══ Records supplied ══

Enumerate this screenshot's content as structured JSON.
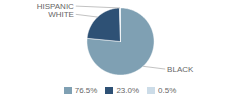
{
  "chart_data": {
    "type": "pie",
    "categories": [
      "BLACK",
      "WHITE",
      "HISPANIC"
    ],
    "values": [
      76.5,
      23.0,
      0.5
    ],
    "value_labels": [
      "76.5%",
      "23.0%",
      "0.5%"
    ],
    "colors": [
      "#7fa0b3",
      "#2e5175",
      "#ccdce8"
    ],
    "legend": "bottom"
  }
}
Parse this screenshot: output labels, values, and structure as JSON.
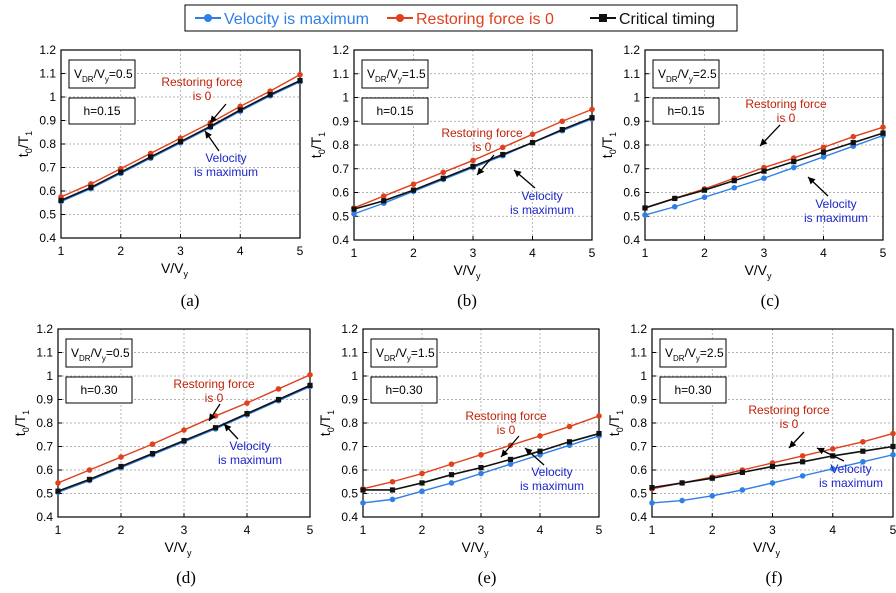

═══

**Task statement**
Reproduce all of the data exactly, omitting each picture it holds.

**Finished task**
Enumerate this screenshot's content as structured JSON.
{
  "chart_data": {
    "type": "pie",
    "categories": [
      "BLACK",
      "WHITE",
      "HISPANIC"
    ],
    "values": [
      76.5,
      23.0,
      0.5
    ],
    "value_labels": [
      "76.5%",
      "23.0%",
      "0.5%"
    ],
    "colors": [
      "#7fa0b3",
      "#2e5175",
      "#ccdce8"
    ],
    "legend": "bottom"
  }
}
Parse this screenshot: output labels, values, and structure as JSON.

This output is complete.